◆ Your instructions ◆
Search the material for the word "collision" and copy each line that holds it.

___ Extracted entries

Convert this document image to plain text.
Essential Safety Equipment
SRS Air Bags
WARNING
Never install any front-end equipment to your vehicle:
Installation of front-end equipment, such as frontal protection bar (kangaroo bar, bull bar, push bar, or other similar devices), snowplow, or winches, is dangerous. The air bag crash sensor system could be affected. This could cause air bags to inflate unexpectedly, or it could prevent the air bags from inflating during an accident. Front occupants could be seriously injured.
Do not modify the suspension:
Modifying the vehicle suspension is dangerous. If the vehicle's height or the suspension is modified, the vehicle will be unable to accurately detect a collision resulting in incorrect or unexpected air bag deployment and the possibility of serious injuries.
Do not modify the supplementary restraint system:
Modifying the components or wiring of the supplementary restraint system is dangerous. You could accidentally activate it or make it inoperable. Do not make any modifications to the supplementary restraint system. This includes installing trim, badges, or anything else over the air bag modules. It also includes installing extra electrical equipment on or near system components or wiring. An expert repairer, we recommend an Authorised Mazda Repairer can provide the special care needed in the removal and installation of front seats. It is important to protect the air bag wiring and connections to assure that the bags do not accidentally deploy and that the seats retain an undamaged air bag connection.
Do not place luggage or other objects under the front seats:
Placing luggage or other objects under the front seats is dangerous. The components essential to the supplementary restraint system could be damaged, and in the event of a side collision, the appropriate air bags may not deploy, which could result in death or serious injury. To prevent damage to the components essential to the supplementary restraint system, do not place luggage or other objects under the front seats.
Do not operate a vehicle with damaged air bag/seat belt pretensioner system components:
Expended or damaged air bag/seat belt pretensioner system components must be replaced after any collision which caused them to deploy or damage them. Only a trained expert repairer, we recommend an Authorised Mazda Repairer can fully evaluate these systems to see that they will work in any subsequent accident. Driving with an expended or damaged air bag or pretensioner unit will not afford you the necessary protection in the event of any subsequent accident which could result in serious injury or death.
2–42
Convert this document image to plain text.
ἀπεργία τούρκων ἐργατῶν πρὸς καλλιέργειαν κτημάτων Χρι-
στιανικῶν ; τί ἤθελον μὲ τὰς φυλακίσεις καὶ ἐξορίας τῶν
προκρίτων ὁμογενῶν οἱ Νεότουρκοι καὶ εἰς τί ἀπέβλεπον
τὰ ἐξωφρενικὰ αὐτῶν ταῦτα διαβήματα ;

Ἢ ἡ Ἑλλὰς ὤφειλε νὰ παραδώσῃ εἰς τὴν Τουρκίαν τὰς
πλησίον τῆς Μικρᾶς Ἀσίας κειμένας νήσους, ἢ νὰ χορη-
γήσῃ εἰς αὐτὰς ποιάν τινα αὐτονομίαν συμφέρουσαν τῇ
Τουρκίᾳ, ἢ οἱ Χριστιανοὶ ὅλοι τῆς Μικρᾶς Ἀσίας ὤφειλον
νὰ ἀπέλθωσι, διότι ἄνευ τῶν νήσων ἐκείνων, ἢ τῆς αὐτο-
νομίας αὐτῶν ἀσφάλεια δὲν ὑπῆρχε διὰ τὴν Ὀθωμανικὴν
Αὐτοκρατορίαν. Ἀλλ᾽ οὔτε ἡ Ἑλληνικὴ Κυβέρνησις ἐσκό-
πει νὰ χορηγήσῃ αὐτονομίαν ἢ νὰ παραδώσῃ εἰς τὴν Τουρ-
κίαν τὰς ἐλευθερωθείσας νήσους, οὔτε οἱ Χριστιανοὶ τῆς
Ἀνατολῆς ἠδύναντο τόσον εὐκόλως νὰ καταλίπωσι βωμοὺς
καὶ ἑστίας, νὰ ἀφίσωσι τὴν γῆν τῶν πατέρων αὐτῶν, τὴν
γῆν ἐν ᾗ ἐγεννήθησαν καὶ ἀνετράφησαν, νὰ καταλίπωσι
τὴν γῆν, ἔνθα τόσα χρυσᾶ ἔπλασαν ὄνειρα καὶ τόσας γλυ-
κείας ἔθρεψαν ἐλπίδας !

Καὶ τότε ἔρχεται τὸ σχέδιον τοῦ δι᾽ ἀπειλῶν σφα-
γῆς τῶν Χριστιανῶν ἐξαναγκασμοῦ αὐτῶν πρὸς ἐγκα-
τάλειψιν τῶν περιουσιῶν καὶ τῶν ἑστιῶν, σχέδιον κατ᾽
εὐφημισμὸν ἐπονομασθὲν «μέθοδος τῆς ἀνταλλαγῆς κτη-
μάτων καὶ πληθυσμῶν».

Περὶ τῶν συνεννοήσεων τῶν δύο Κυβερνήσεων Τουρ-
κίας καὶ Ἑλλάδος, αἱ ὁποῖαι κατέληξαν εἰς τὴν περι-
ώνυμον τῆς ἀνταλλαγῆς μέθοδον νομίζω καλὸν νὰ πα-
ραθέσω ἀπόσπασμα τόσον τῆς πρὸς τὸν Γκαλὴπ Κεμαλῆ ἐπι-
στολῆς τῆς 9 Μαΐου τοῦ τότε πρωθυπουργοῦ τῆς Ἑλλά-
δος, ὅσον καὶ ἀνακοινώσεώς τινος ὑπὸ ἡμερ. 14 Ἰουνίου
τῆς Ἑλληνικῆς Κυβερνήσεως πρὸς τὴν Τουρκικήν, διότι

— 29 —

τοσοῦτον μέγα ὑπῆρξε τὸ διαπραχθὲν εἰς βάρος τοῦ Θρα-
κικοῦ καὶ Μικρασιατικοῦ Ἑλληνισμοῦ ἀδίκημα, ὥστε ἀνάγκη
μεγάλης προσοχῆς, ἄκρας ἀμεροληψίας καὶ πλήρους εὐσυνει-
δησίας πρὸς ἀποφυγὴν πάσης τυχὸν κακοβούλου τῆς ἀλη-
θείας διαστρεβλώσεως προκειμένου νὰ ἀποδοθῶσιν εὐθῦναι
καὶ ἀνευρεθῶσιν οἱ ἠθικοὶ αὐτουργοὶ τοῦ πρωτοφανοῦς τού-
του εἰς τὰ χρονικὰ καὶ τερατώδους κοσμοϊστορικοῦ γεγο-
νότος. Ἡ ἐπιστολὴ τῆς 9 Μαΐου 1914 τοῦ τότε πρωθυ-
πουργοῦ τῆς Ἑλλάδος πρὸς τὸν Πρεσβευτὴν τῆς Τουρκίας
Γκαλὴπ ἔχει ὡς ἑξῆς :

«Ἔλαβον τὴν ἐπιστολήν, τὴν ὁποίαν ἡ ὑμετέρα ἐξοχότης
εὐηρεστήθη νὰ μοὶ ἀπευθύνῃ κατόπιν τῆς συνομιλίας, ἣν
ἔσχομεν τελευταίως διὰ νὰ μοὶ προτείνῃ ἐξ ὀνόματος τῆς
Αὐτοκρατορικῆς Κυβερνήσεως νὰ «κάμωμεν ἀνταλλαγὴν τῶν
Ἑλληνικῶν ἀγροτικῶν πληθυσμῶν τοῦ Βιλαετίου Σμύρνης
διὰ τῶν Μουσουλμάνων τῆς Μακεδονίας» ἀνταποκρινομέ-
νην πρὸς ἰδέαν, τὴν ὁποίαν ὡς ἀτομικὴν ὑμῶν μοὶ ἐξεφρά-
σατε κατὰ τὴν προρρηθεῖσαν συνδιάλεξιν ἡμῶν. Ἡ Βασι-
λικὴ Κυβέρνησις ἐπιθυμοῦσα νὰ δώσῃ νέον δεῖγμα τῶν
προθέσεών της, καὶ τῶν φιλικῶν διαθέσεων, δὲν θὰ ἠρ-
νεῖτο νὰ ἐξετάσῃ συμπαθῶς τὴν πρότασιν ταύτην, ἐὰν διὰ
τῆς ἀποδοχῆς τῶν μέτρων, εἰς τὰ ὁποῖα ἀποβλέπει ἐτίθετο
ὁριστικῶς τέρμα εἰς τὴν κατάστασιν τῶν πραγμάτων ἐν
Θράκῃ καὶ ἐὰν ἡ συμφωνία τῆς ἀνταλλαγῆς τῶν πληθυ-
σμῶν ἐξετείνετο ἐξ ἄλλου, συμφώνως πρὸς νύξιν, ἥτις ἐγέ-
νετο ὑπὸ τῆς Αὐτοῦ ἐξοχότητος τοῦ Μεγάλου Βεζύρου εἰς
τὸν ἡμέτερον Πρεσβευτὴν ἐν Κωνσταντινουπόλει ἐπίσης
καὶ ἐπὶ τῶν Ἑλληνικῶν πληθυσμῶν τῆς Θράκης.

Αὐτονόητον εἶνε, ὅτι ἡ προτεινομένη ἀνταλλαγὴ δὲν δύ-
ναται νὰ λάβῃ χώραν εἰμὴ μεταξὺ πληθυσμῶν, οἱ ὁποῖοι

______

◆ Output ◆
Modifying the vehicle suspension is dangerous. If the vehicle's height or the suspension is modified, the vehicle will be unable to accurately detect a collision resulting in incorrect or unexpected air bag deployment and the possibility of serious injuries.
Placing luggage or other objects under the front seats is dangerous. The components essential to the supplementary restraint system could be damaged, and in the event of a side collision, the appropriate air bags may not deploy, which could result in death or serious injury. To prevent damage to the components essential to the supplementary restraint system, do not place luggage or other objects under the front seats.
Expended or damaged air bag/seat belt pretensioner system components must be replaced after any collision which caused them to deploy or damage them. Only a trained expert repairer, we recommend an Authorised Mazda Repairer can fully evaluate these systems to see that they will work in any subsequent accident. Driving with an expended or damaged air bag or pretensioner unit will not afford you the necessary protection in the event of any subsequent accident which could result in serious injury or death.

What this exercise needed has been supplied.